▶ ACTION ITEM: Set down word for word the part of the passage on the mining industry that starts with "After last week’s" and goes on through "new mining projects.".

▶ SELECTED EXCERPT:
>>>

It was more than a year ago since the Duterte Administration pronounced for the first time that it wants to gain more out of the mining industry, something that was highly improbable then, until Executive Order (EO) 130 was issued six months ago.
It turns out that the government is serious – it really wants to gain something out of the mining industry, and as of now, it is already getting there.
After last week’s release of the country’s metals’ output from January to June, Mines and Geosciences Bureau (MGB) expressed high hopes about the mining sector, which now anticipates the entry of new players following the implementation of EO 130, which lifted the ban on new mining projects.
“More than the robust metal price, recent developments in the local minerals industry are anticipated to be game-changers in the overall performance of the industry in the coming years not only in terms of mine ore production but also in its economic contribution,” MGB said.
“By this we mean employment generation, increased revenue collection both at the local and national level, and improved quality of life of the host and neighboring communities,” it added.

<<<

▶ AVAILABLE DATA:
>>>

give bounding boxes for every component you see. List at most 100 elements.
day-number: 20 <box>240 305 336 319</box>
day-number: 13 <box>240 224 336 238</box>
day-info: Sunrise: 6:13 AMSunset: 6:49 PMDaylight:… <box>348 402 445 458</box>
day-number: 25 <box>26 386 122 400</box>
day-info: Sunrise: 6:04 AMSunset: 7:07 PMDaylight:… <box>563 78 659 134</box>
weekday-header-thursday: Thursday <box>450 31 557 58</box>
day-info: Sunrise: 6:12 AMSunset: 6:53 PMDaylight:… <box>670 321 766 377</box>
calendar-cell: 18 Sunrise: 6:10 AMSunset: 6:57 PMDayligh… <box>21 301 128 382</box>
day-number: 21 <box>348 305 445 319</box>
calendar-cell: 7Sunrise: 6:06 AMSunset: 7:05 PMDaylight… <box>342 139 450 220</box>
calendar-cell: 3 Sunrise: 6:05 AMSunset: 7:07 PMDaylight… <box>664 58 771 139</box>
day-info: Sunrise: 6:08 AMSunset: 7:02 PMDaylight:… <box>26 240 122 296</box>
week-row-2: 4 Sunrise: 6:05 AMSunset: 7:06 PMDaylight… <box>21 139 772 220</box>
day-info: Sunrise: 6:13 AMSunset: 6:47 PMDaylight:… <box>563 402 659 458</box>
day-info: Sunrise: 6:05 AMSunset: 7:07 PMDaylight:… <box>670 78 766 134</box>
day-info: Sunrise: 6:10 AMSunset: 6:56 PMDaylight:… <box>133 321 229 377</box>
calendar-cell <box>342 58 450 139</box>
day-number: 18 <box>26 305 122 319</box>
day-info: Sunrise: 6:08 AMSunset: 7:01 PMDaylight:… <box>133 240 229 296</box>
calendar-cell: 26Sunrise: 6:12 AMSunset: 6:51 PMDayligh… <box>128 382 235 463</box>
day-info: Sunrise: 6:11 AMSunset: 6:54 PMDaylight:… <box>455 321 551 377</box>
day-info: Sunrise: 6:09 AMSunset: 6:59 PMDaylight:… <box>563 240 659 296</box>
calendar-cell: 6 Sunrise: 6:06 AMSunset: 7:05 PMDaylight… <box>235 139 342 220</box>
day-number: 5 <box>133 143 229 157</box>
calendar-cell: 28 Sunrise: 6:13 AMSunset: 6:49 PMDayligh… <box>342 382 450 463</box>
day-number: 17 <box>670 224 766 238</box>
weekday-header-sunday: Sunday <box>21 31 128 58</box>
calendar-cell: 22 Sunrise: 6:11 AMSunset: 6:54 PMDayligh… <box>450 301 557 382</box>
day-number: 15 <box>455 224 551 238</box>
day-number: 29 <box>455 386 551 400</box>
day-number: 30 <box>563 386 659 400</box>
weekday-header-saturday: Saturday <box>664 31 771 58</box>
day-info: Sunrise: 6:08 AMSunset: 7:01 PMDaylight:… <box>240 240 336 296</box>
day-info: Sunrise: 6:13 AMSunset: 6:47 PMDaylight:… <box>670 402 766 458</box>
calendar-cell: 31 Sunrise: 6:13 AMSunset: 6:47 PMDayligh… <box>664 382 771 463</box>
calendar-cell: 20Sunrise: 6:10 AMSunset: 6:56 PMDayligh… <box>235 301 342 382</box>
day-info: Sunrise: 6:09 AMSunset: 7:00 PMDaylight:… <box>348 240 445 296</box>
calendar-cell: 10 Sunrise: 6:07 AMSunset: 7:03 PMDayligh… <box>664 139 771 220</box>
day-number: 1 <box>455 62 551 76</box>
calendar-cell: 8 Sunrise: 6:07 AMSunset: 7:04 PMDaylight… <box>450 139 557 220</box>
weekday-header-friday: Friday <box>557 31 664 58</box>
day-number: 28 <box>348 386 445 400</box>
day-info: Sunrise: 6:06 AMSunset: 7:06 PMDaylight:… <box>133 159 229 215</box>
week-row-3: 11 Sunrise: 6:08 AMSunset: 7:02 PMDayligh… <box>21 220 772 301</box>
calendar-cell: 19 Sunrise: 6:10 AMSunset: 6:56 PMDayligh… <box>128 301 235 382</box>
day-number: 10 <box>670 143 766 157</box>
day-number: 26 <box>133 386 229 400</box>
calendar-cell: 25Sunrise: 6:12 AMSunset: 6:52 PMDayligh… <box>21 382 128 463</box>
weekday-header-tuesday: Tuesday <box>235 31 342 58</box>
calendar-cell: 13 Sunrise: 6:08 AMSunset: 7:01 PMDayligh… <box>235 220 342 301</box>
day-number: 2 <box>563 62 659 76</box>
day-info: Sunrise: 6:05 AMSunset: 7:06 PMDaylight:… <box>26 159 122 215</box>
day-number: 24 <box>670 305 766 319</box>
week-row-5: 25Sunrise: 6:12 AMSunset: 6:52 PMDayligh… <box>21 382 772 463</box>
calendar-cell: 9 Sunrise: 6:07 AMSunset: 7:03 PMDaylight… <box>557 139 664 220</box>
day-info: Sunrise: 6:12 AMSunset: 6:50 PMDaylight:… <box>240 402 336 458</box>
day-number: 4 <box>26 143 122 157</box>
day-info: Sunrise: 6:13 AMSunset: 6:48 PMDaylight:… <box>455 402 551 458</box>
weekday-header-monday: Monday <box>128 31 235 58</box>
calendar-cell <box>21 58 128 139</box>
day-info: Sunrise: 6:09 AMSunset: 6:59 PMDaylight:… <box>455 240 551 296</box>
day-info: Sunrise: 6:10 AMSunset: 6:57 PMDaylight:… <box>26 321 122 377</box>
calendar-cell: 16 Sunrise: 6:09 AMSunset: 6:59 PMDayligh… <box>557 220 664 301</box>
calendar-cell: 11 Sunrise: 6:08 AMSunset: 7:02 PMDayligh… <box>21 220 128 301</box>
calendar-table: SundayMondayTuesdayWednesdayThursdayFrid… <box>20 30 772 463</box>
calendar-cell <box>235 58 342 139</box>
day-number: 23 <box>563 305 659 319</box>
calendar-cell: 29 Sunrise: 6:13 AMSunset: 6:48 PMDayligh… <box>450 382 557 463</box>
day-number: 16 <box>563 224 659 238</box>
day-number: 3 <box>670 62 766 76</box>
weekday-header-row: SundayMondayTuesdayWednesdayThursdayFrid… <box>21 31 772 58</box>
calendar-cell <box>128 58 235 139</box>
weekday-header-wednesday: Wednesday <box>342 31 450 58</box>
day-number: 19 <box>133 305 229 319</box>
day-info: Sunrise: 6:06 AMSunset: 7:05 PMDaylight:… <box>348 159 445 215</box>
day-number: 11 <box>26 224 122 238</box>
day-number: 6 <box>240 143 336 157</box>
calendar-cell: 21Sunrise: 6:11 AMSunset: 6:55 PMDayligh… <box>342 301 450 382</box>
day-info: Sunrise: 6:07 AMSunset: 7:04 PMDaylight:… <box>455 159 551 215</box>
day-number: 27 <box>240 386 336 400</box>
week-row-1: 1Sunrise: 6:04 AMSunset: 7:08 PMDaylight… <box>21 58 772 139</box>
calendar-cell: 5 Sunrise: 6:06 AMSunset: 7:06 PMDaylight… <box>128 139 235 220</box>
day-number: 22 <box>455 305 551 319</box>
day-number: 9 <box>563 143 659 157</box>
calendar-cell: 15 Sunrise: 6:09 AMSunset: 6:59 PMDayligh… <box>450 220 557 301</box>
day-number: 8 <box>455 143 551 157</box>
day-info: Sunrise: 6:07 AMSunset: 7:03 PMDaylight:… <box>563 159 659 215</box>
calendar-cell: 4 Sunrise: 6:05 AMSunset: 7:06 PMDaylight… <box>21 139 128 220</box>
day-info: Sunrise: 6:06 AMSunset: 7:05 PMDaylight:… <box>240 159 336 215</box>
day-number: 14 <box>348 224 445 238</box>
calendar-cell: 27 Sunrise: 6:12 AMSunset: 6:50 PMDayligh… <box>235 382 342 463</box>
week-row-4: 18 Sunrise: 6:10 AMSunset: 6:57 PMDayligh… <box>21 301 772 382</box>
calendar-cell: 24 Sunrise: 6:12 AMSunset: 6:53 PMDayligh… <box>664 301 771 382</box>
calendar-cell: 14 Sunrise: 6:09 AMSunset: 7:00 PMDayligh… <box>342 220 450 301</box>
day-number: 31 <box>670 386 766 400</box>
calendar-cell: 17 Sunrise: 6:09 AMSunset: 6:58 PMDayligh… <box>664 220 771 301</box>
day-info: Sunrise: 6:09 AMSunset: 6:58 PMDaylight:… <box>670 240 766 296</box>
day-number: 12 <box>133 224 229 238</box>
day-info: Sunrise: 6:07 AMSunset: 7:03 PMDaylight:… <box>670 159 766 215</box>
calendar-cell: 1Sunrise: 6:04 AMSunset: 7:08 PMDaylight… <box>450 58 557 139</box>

<<<

▶ ANSWER SPACE:
After last week’s release of the country’s metals’ output from January to June, Mines and Geosciences Bureau (MGB) expressed high hopes about the mining sector, which now anticipates the entry of new players following the implementation of EO 130, which lifted the ban on new mining projects.